## Work to do:
Check every line below for the word "esempio" and show those that hold it.

## Dataset rows:
++++++++++++++++++++

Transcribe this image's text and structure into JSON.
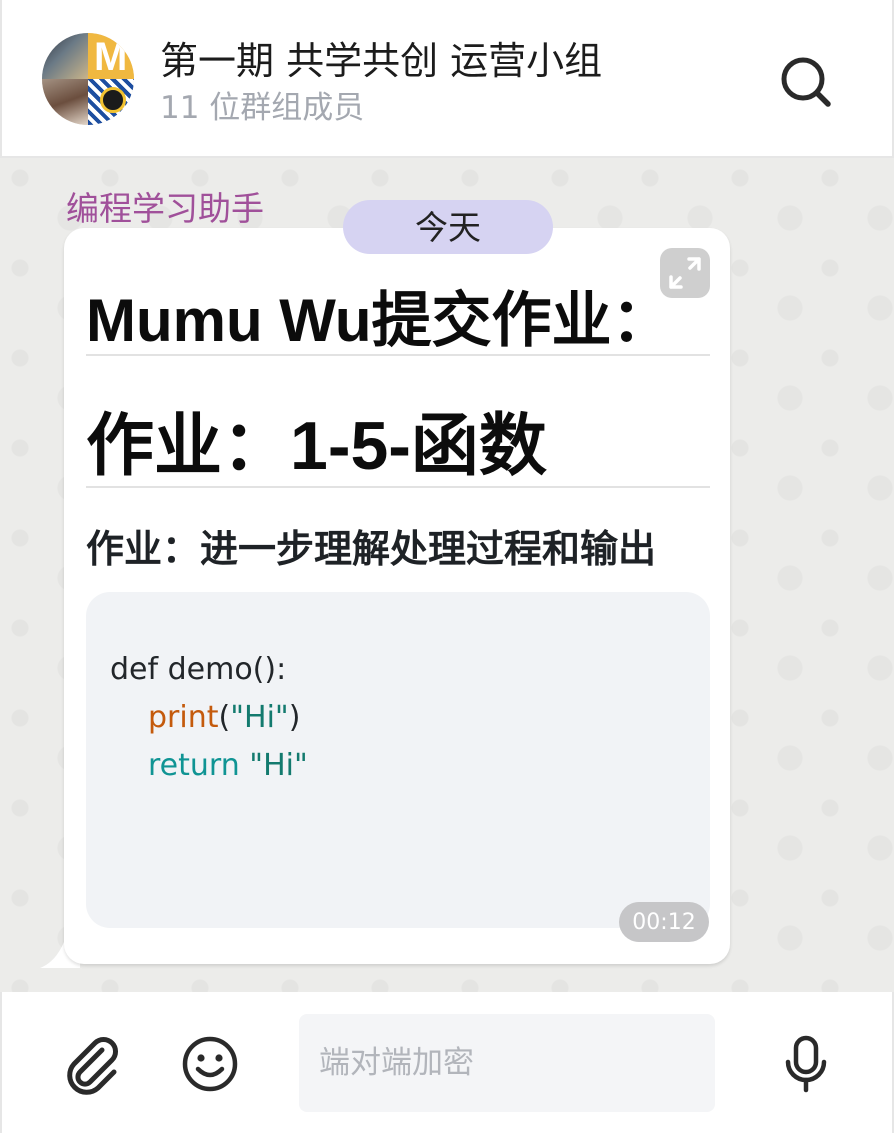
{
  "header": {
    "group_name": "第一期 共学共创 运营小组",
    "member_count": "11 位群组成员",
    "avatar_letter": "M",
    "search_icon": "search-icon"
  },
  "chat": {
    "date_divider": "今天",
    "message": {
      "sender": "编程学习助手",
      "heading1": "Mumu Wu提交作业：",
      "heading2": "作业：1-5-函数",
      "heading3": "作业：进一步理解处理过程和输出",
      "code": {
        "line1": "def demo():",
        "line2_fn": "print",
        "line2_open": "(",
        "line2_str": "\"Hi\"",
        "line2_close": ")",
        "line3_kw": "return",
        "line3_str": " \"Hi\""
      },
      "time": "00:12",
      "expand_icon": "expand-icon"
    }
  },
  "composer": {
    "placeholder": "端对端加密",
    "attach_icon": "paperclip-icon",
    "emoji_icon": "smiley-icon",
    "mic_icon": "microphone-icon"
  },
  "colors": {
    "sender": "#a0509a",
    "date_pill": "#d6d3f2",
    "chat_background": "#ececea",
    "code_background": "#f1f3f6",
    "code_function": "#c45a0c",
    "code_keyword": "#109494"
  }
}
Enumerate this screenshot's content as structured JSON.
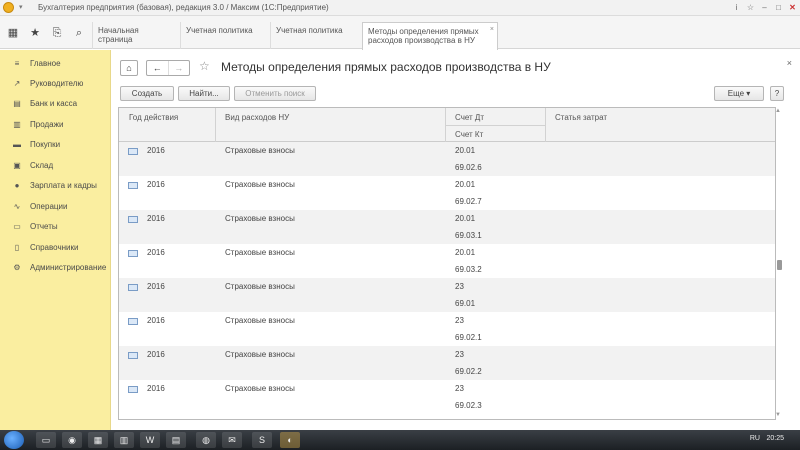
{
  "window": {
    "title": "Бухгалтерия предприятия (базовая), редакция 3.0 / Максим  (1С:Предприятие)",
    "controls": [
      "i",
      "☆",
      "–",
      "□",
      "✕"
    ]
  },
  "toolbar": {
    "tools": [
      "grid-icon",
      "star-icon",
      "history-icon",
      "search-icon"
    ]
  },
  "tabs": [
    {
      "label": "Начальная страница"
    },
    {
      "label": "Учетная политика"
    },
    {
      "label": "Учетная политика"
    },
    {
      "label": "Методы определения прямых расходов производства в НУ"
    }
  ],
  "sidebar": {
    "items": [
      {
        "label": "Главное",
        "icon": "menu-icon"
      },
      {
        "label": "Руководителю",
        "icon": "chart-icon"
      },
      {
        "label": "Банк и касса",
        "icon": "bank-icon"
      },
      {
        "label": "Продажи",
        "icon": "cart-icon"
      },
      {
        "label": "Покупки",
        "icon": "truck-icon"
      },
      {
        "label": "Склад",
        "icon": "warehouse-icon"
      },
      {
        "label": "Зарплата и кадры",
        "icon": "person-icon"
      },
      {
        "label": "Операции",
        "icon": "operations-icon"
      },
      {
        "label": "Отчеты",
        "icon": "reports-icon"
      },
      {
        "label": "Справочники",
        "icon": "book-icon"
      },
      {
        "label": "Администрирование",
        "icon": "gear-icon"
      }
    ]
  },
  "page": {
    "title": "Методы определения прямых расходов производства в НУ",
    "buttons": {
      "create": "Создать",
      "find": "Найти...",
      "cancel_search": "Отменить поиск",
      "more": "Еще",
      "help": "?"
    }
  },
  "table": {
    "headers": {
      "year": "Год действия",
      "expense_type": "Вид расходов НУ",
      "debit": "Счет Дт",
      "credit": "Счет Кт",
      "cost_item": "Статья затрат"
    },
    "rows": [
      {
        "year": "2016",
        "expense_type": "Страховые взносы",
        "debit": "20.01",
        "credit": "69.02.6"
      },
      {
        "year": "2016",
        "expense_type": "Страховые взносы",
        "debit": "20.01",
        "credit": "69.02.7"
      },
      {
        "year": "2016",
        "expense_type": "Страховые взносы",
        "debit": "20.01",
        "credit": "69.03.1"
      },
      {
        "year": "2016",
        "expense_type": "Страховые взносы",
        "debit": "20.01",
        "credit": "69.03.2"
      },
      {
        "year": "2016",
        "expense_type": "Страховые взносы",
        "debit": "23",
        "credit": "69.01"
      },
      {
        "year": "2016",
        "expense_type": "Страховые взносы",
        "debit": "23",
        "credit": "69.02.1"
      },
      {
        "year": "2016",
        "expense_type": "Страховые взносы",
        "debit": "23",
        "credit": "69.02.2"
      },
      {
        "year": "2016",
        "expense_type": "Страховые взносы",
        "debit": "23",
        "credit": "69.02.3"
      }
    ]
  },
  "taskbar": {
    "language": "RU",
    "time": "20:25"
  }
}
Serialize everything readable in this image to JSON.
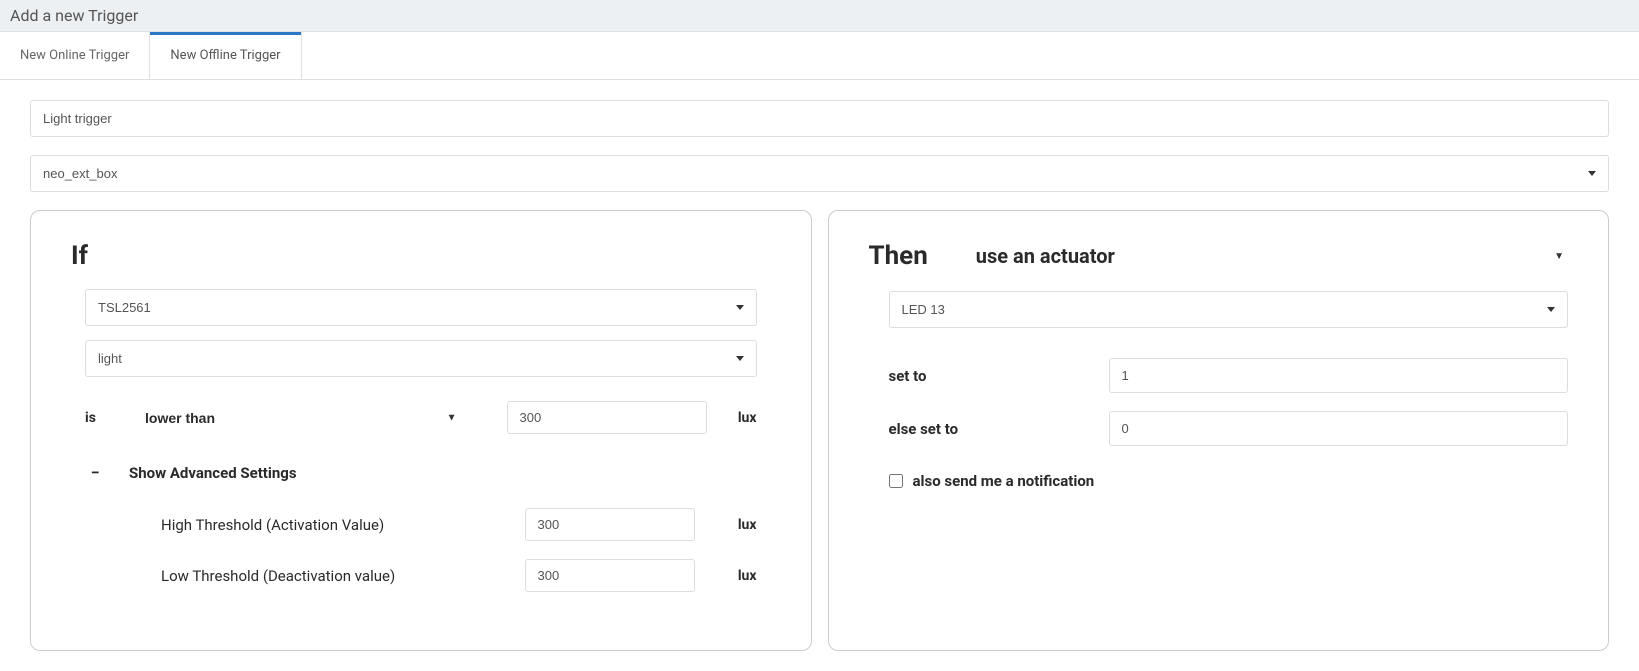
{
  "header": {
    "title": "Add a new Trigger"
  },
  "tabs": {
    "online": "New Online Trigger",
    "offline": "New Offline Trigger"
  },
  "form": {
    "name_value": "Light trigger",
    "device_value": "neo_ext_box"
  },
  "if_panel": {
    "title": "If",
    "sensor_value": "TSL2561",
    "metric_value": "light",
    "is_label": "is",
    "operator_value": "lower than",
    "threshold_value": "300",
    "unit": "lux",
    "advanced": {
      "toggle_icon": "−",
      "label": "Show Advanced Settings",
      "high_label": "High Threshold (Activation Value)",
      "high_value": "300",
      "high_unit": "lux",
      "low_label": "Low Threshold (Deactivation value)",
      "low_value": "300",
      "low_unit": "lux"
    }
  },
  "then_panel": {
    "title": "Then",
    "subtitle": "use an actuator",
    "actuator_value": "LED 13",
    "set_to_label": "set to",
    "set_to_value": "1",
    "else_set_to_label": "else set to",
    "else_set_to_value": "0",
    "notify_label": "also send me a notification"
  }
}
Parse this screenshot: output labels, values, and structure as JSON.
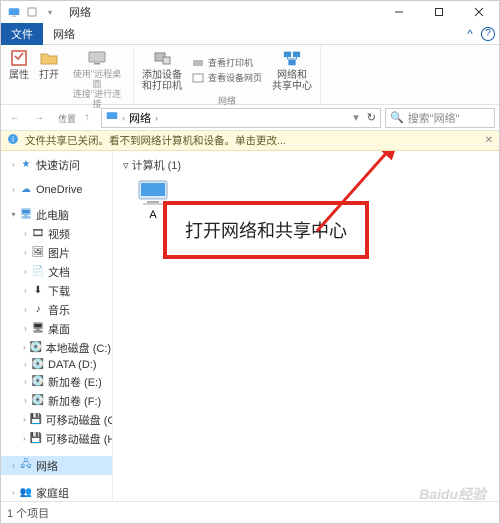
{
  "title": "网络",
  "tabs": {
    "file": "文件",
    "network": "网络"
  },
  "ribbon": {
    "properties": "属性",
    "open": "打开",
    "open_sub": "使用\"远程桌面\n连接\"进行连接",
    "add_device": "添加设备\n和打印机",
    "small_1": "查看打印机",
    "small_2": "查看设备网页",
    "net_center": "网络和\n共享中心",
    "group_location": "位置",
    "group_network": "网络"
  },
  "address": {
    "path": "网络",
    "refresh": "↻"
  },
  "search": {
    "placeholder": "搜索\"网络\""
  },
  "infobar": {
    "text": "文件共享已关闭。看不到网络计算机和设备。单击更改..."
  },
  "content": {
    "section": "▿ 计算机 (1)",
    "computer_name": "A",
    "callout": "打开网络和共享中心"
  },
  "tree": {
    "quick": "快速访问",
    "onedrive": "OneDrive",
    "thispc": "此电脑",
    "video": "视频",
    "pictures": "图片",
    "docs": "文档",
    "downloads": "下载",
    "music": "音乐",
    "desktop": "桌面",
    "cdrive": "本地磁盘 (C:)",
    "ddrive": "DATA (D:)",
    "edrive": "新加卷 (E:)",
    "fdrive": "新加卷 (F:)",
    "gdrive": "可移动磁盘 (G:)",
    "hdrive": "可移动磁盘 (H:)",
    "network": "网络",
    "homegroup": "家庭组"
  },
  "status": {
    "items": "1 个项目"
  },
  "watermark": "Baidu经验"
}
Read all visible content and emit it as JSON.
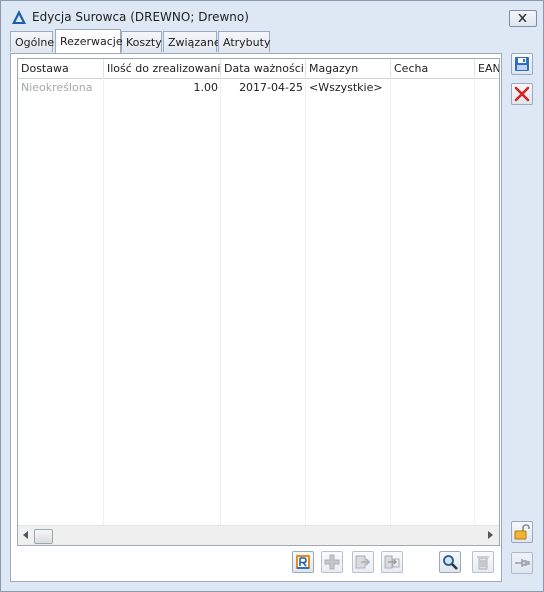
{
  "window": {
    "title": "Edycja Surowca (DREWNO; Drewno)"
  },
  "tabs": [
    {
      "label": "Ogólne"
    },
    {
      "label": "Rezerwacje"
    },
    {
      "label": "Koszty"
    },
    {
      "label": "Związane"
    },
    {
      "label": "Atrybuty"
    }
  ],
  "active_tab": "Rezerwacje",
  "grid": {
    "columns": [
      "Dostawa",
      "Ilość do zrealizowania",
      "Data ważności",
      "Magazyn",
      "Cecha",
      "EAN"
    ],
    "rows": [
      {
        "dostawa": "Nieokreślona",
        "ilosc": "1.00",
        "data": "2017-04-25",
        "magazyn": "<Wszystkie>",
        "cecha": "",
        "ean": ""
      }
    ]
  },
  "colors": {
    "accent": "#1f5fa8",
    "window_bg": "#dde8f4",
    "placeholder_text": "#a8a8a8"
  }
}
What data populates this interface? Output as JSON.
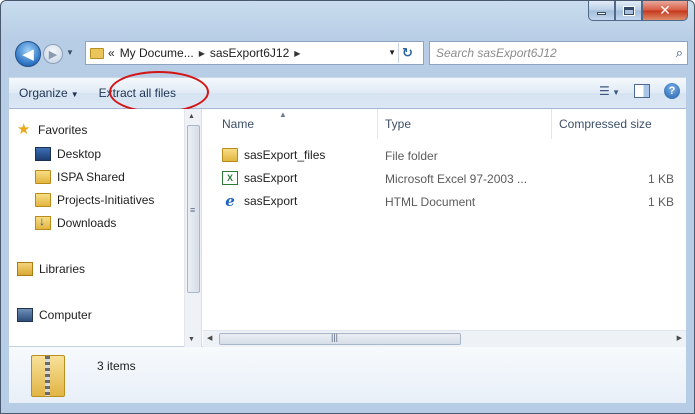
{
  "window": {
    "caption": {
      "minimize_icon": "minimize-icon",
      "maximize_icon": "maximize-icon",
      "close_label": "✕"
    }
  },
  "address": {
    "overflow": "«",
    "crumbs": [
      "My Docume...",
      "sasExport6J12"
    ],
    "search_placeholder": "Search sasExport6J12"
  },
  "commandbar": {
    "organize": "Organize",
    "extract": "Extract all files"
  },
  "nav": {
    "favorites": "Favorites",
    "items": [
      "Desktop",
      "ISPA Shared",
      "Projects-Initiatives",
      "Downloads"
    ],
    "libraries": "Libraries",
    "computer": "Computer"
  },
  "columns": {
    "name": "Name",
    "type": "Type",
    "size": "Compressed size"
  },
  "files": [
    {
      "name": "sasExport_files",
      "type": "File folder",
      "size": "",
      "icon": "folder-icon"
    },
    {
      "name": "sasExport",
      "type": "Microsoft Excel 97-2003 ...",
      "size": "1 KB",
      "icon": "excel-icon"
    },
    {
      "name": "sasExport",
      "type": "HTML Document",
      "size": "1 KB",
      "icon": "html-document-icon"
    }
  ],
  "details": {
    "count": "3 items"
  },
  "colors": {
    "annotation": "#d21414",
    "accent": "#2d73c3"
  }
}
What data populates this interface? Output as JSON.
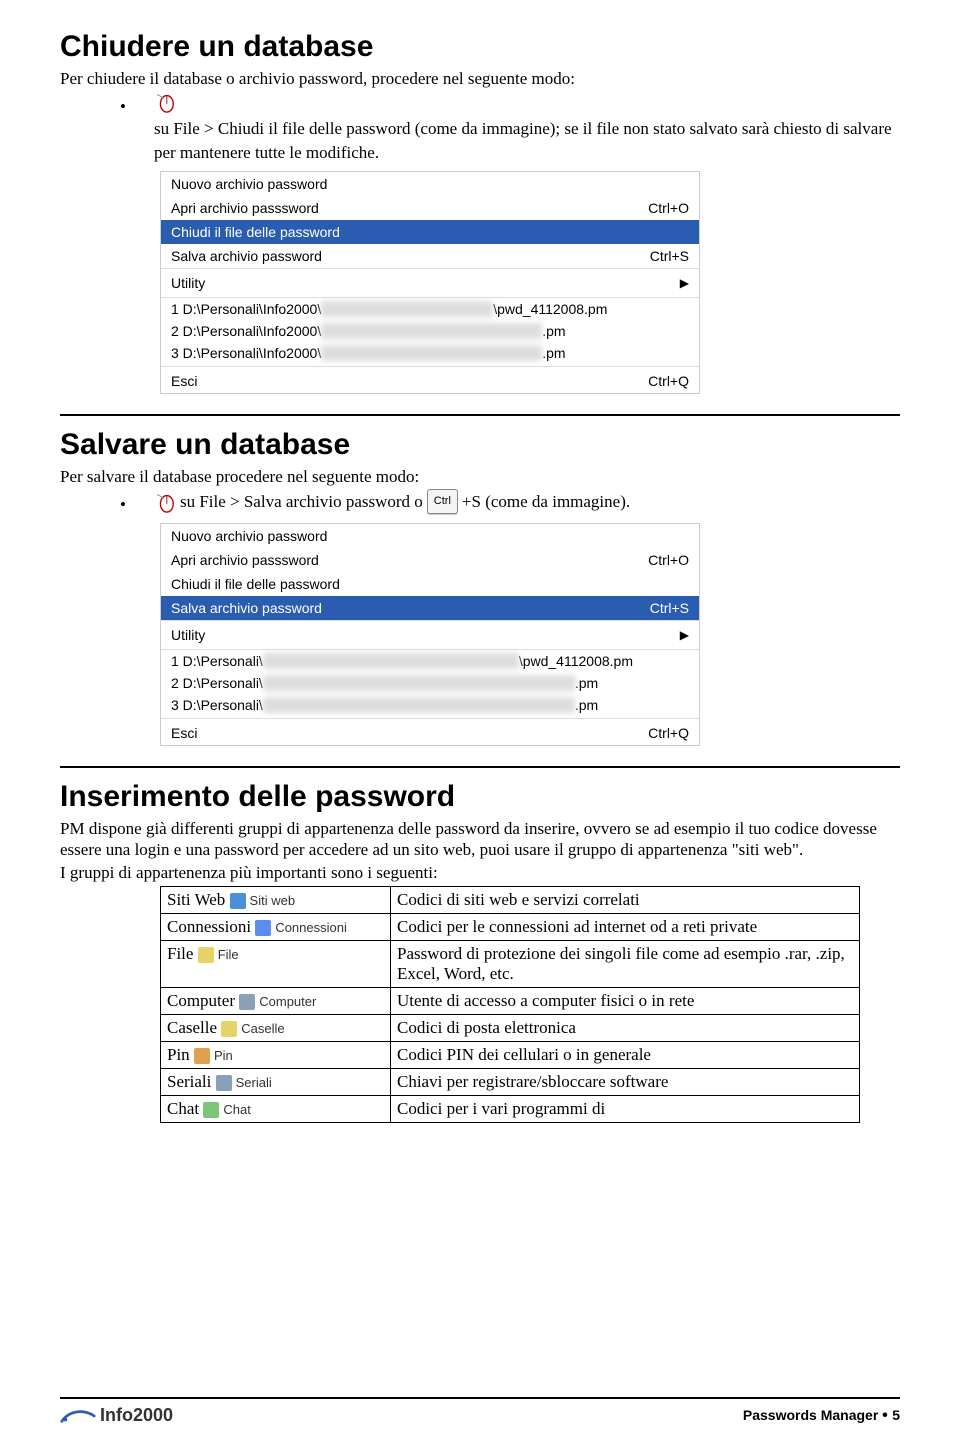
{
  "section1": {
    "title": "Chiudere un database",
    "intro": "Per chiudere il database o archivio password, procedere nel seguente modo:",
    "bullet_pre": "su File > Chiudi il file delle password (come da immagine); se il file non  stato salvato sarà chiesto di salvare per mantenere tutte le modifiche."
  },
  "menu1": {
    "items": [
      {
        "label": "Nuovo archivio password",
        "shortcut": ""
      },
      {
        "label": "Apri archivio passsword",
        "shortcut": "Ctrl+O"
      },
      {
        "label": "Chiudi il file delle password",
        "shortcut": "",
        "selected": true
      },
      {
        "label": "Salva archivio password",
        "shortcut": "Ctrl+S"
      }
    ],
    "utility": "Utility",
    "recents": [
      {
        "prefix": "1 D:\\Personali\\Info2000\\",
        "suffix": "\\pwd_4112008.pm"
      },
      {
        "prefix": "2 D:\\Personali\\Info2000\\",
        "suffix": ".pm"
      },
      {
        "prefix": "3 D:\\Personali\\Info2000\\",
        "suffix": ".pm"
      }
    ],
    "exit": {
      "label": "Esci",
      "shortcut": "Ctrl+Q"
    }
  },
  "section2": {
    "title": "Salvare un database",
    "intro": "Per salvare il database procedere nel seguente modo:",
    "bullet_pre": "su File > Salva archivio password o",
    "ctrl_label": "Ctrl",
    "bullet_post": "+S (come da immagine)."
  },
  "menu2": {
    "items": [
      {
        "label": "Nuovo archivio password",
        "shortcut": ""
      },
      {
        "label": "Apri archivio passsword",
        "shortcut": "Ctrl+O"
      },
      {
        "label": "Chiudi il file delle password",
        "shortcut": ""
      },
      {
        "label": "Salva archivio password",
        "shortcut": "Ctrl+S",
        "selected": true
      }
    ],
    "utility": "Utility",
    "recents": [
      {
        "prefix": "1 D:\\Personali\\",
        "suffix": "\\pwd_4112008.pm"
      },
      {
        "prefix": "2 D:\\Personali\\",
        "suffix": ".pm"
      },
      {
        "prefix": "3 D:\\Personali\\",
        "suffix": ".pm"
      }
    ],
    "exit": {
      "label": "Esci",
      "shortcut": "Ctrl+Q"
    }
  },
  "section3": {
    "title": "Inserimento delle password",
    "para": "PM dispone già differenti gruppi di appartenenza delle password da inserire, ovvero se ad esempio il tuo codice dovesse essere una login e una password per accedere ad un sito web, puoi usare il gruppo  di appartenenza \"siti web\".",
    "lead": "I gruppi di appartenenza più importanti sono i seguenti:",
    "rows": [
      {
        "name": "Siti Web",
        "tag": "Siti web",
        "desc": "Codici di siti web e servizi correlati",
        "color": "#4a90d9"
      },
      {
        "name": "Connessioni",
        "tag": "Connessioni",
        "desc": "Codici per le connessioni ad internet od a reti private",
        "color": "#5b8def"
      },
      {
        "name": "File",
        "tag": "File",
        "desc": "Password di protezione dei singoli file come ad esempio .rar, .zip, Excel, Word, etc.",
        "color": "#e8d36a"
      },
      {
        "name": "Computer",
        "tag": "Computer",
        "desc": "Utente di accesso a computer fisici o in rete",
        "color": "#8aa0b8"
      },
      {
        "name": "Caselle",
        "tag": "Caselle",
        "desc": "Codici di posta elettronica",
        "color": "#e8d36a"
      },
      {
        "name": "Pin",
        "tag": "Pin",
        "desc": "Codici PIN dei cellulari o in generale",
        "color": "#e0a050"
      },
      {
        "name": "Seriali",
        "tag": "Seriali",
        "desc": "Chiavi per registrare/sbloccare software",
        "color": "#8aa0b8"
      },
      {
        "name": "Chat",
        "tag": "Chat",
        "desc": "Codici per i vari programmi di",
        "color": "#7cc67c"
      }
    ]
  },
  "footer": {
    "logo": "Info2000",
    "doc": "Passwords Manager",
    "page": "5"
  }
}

++++++++++++++++++++

## Response to the task:
    "para": "PM dispone già differenti gruppi di appartenenza delle password da inserire, ovvero se ad esempio il tuo codice dovesse essere una login e una password per accedere ad un sito web, puoi usare il gruppo  di appartenenza \"siti web\".",
        "desc": "Password di protezione dei singoli file come ad esempio .rar, .zip, Excel, Word, etc.",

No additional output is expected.